Goal: Without including any pictures, write out the listing below exactly.

^^^^^^^^^^^^^^^^

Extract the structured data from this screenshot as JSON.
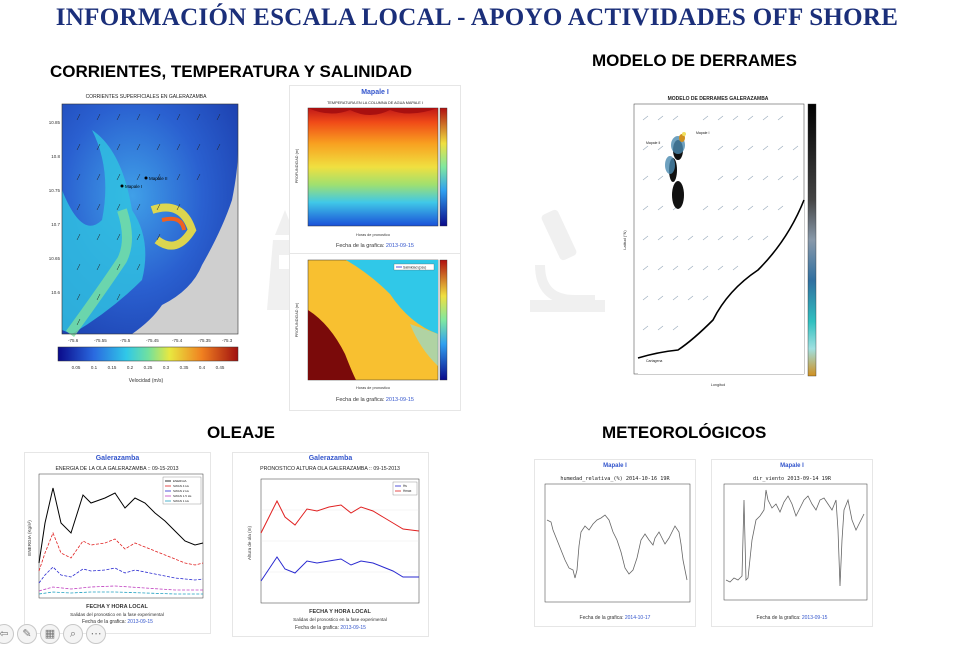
{
  "title": "INFORMACIÓN ESCALA LOCAL - APOYO ACTIVIDADES OFF SHORE",
  "sections": {
    "currents": "CORRIENTES, TEMPERATURA Y SALINIDAD",
    "spills": "MODELO DE DERRAMES",
    "waves": "OLEAJE",
    "weather": "METEOROLÓGICOS"
  },
  "currents_map": {
    "title": "CORRIENTES SUPERFICIALES EN GALERAZAMBA",
    "label_a": "Mapale I",
    "label_b": "Mapale II",
    "colorbar_label": "Velocidad (m/s)",
    "colorbar_ticks": [
      "0.05",
      "0.1",
      "0.15",
      "0.2",
      "0.25",
      "0.3",
      "0.35",
      "0.4",
      "0.45"
    ],
    "x_ticks": [
      "-75.6",
      "-75.55",
      "-75.5",
      "-75.45",
      "-75.4",
      "-75.35",
      "-75.3"
    ],
    "y_ticks": [
      "10.85",
      "10.8",
      "10.75",
      "10.7",
      "10.65",
      "10.6"
    ]
  },
  "temp_plot": {
    "header": "Mapale I",
    "title": "TEMPERATURA EN LA COLUMNA DE AGUA MAPALE I",
    "xlabel": "Horas de pronostico",
    "ylabel": "PROFUNDIDAD (m)",
    "date_label": "Fecha de la grafica:",
    "date": "2013-09-15"
  },
  "salinity_plot": {
    "legend": "Salinidad (psu)",
    "xlabel": "Horas de pronostico",
    "ylabel": "PROFUNDIDAD (m)",
    "date_label": "Fecha de la grafica:",
    "date": "2013-09-15"
  },
  "spill_map": {
    "title": "MODELO DE DERRAMES GALERAZAMBA",
    "point_label_a": "Mapale I",
    "point_label_b": "Mapale II",
    "ylabel": "Latitud (°N)",
    "xlabel": "Longitud",
    "corner_label": "Cartagena"
  },
  "wave_energy": {
    "header": "Galerazamba",
    "title": "ENERGIA DE LA OLA GALERAZAMBA :: 09-15-2013",
    "ylabel": "ENERGIA (Kg/s²)",
    "xlabel": "FECHA Y HORA LOCAL",
    "subtitle": "Salidas del pronostico en la fase experimental",
    "date_label": "Fecha de la grafica:",
    "date": "2013-09-15",
    "legend": [
      "ENERGIA",
      "SWAN 4 Hs",
      "SWAN 2 Hs",
      "SWAN 1.5 Hs",
      "SWAN 1 Hs"
    ],
    "colors": [
      "#000000",
      "#e02020",
      "#2a2ad0",
      "#c040c0",
      "#20a0c0"
    ]
  },
  "wave_height": {
    "header": "Galerazamba",
    "title": "PRONOSTICO ALTURA OLA GALERAZAMBA :: 09-15-2013",
    "ylabel": "Altura de ola (m)",
    "xlabel": "FECHA Y HORA LOCAL",
    "subtitle": "Salidas del pronostico en la fase experimental",
    "date_label": "Fecha de la grafica:",
    "date": "2013-09-15",
    "legend": [
      "Hs",
      "Hmax"
    ],
    "colors": [
      "#2a2ad0",
      "#e02020"
    ]
  },
  "humidity": {
    "header": "Mapale I",
    "title": "humedad_relativa_(%) 2014-10-16 19R",
    "date_label": "Fecha de la grafica:",
    "date": "2014-10-17"
  },
  "wind": {
    "header": "Mapale I",
    "title": "dir_viento 2013-09-14 19R",
    "date_label": "Fecha de la grafica:",
    "date": "2013-09-15"
  },
  "toolbar": {
    "icons": [
      "pointer-icon",
      "pen-icon",
      "gallery-icon",
      "zoom-icon",
      "more-icon"
    ],
    "glyphs": [
      "⇦",
      "✎",
      "▦",
      "⌕",
      "⋯"
    ]
  }
}
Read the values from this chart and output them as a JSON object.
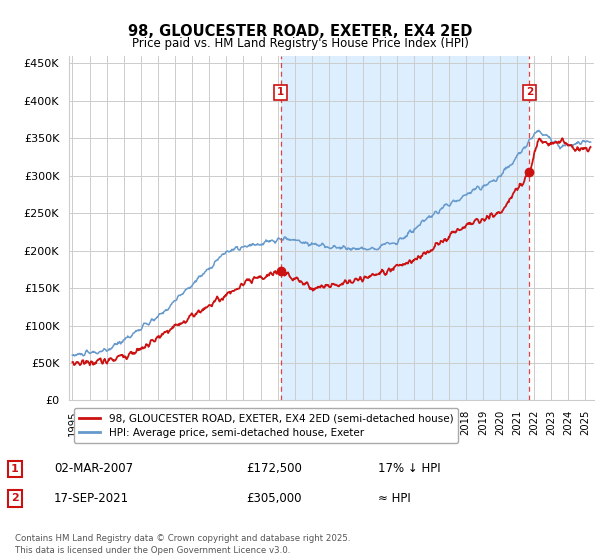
{
  "title": "98, GLOUCESTER ROAD, EXETER, EX4 2ED",
  "subtitle": "Price paid vs. HM Land Registry's House Price Index (HPI)",
  "ylabel_ticks": [
    "£0",
    "£50K",
    "£100K",
    "£150K",
    "£200K",
    "£250K",
    "£300K",
    "£350K",
    "£400K",
    "£450K"
  ],
  "ytick_values": [
    0,
    50000,
    100000,
    150000,
    200000,
    250000,
    300000,
    350000,
    400000,
    450000
  ],
  "ylim": [
    0,
    460000
  ],
  "xlim_start": 1994.8,
  "xlim_end": 2025.5,
  "hpi_color": "#6699cc",
  "price_color": "#cc1111",
  "dashed_color": "#dd4444",
  "shade_color": "#ddeeff",
  "bg_color": "#ffffff",
  "grid_color": "#cccccc",
  "sale1_year": 2007.17,
  "sale1_price": 172500,
  "sale2_year": 2021.72,
  "sale2_price": 305000,
  "legend_label_red": "98, GLOUCESTER ROAD, EXETER, EX4 2ED (semi-detached house)",
  "legend_label_blue": "HPI: Average price, semi-detached house, Exeter",
  "annotation1": "1",
  "annotation2": "2",
  "table_row1": [
    "1",
    "02-MAR-2007",
    "£172,500",
    "17% ↓ HPI"
  ],
  "table_row2": [
    "2",
    "17-SEP-2021",
    "£305,000",
    "≈ HPI"
  ],
  "footer": "Contains HM Land Registry data © Crown copyright and database right 2025.\nThis data is licensed under the Open Government Licence v3.0."
}
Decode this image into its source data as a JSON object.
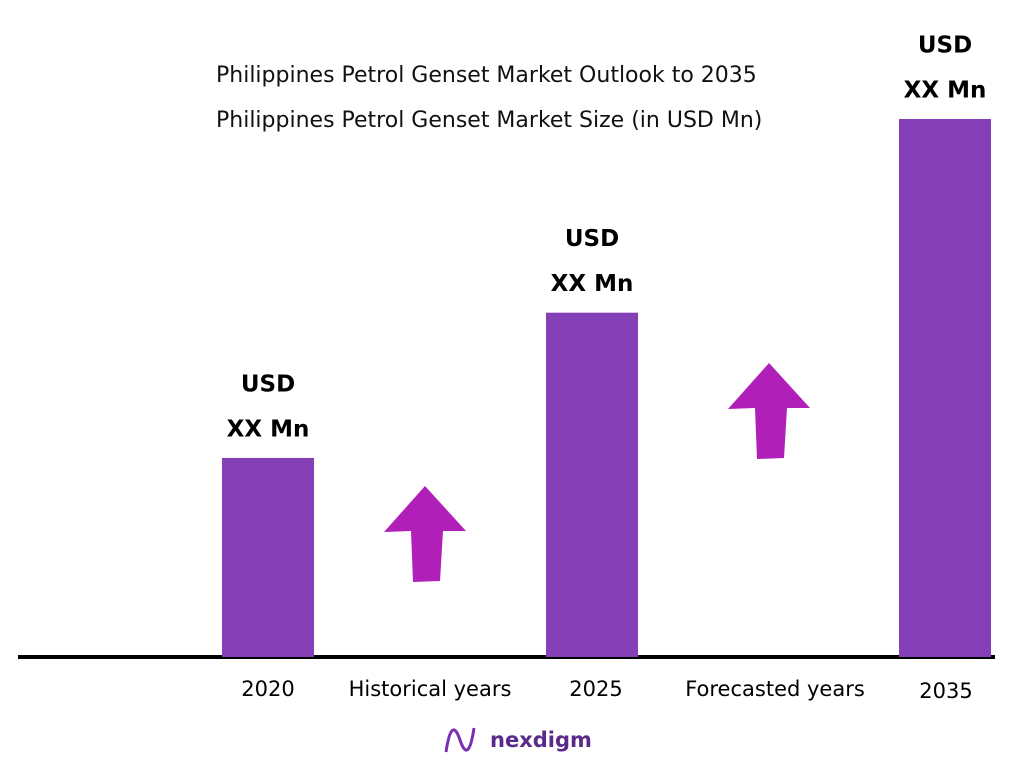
{
  "chart_data": {
    "type": "bar",
    "title": "Philippines Petrol Genset Market Outlook to 2035",
    "subtitle": "Philippines Petrol Genset Market Size (in USD Mn)",
    "categories": [
      "2020",
      "2025",
      "2035"
    ],
    "values": [
      37,
      64,
      100
    ],
    "color": "#8540b8",
    "bar_labels": [
      [
        "USD",
        "XX Mn"
      ],
      [
        "USD",
        "XX Mn"
      ],
      [
        "USD",
        "XX Mn"
      ]
    ],
    "period_labels": [
      "Historical years",
      "Forecasted years"
    ],
    "arrow_color": "#b01fb8",
    "logo": "nexdigm"
  }
}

^^^^^^^^^^^^^^^^

Answer below:
Extract the structured data from this screenshot as JSON.
{
  "title": "INFORMACIÓN ESCALA LOCAL - APOYO ACTIVIDADES OFF SHORE",
  "sections": {
    "currents": "CORRIENTES, TEMPERATURA Y SALINIDAD",
    "spills": "MODELO DE DERRAMES",
    "waves": "OLEAJE",
    "weather": "METEOROLÓGICOS"
  },
  "currents_map": {
    "title": "CORRIENTES SUPERFICIALES EN GALERAZAMBA",
    "label_a": "Mapale I",
    "label_b": "Mapale II",
    "colorbar_label": "Velocidad (m/s)",
    "colorbar_ticks": [
      "0.05",
      "0.1",
      "0.15",
      "0.2",
      "0.25",
      "0.3",
      "0.35",
      "0.4",
      "0.45"
    ],
    "x_ticks": [
      "-75.6",
      "-75.55",
      "-75.5",
      "-75.45",
      "-75.4",
      "-75.35",
      "-75.3"
    ],
    "y_ticks": [
      "10.85",
      "10.8",
      "10.75",
      "10.7",
      "10.65",
      "10.6"
    ]
  },
  "temp_plot": {
    "header": "Mapale I",
    "title": "TEMPERATURA EN LA COLUMNA DE AGUA MAPALE I",
    "xlabel": "Horas de pronostico",
    "ylabel": "PROFUNDIDAD (m)",
    "date_label": "Fecha de la grafica:",
    "date": "2013-09-15"
  },
  "salinity_plot": {
    "legend": "Salinidad (psu)",
    "xlabel": "Horas de pronostico",
    "ylabel": "PROFUNDIDAD (m)",
    "date_label": "Fecha de la grafica:",
    "date": "2013-09-15"
  },
  "spill_map": {
    "title": "MODELO DE DERRAMES GALERAZAMBA",
    "point_label_a": "Mapale I",
    "point_label_b": "Mapale II",
    "ylabel": "Latitud (°N)",
    "xlabel": "Longitud",
    "corner_label": "Cartagena"
  },
  "wave_energy": {
    "header": "Galerazamba",
    "title": "ENERGIA DE LA OLA GALERAZAMBA :: 09-15-2013",
    "ylabel": "ENERGIA (Kg/s²)",
    "xlabel": "FECHA Y HORA LOCAL",
    "subtitle": "Salidas del pronostico en la fase experimental",
    "date_label": "Fecha de la grafica:",
    "date": "2013-09-15",
    "legend": [
      "ENERGIA",
      "SWAN 4 Hs",
      "SWAN 2 Hs",
      "SWAN 1.5 Hs",
      "SWAN 1 Hs"
    ],
    "colors": [
      "#000000",
      "#e02020",
      "#2a2ad0",
      "#c040c0",
      "#20a0c0"
    ]
  },
  "wave_height": {
    "header": "Galerazamba",
    "title": "PRONOSTICO ALTURA OLA GALERAZAMBA :: 09-15-2013",
    "ylabel": "Altura de ola (m)",
    "xlabel": "FECHA Y HORA LOCAL",
    "subtitle": "Salidas del pronostico en la fase experimental",
    "date_label": "Fecha de la grafica:",
    "date": "2013-09-15",
    "legend": [
      "Hs",
      "Hmax"
    ],
    "colors": [
      "#2a2ad0",
      "#e02020"
    ]
  },
  "humidity": {
    "header": "Mapale I",
    "title": "humedad_relativa_(%) 2014-10-16 19R",
    "date_label": "Fecha de la grafica:",
    "date": "2014-10-17"
  },
  "wind": {
    "header": "Mapale I",
    "title": "dir_viento 2013-09-14 19R",
    "date_label": "Fecha de la grafica:",
    "date": "2013-09-15"
  },
  "toolbar": {
    "icons": [
      "pointer-icon",
      "pen-icon",
      "gallery-icon",
      "zoom-icon",
      "more-icon"
    ],
    "glyphs": [
      "⇦",
      "✎",
      "▦",
      "⌕",
      "⋯"
    ]
  }
}
Read the values from this chart and output them as a JSON object.
{
  "title": "98, GLOUCESTER ROAD, EXETER, EX4 2ED",
  "subtitle": "Price paid vs. HM Land Registry's House Price Index (HPI)",
  "ylabel_ticks": [
    "£0",
    "£50K",
    "£100K",
    "£150K",
    "£200K",
    "£250K",
    "£300K",
    "£350K",
    "£400K",
    "£450K"
  ],
  "ytick_values": [
    0,
    50000,
    100000,
    150000,
    200000,
    250000,
    300000,
    350000,
    400000,
    450000
  ],
  "ylim": [
    0,
    460000
  ],
  "xlim_start": 1994.8,
  "xlim_end": 2025.5,
  "hpi_color": "#6699cc",
  "price_color": "#cc1111",
  "dashed_color": "#dd4444",
  "shade_color": "#ddeeff",
  "bg_color": "#ffffff",
  "grid_color": "#cccccc",
  "sale1_year": 2007.17,
  "sale1_price": 172500,
  "sale2_year": 2021.72,
  "sale2_price": 305000,
  "legend_label_red": "98, GLOUCESTER ROAD, EXETER, EX4 2ED (semi-detached house)",
  "legend_label_blue": "HPI: Average price, semi-detached house, Exeter",
  "annotation1": "1",
  "annotation2": "2",
  "table_row1": [
    "1",
    "02-MAR-2007",
    "£172,500",
    "17% ↓ HPI"
  ],
  "table_row2": [
    "2",
    "17-SEP-2021",
    "£305,000",
    "≈ HPI"
  ],
  "footer": "Contains HM Land Registry data © Crown copyright and database right 2025.\nThis data is licensed under the Open Government Licence v3.0."
}
Decode this image into its source data as a JSON object.
{
  "chart_data": {
    "type": "bar",
    "title": "Philippines Petrol Genset Market Outlook to 2035",
    "subtitle": "Philippines Petrol Genset Market Size (in USD Mn)",
    "categories": [
      "2020",
      "2025",
      "2035"
    ],
    "values": [
      37,
      64,
      100
    ],
    "color": "#8540b8",
    "bar_labels": [
      [
        "USD",
        "XX Mn"
      ],
      [
        "USD",
        "XX Mn"
      ],
      [
        "USD",
        "XX Mn"
      ]
    ],
    "period_labels": [
      "Historical years",
      "Forecasted years"
    ],
    "arrow_color": "#b01fb8",
    "logo": "nexdigm"
  }
}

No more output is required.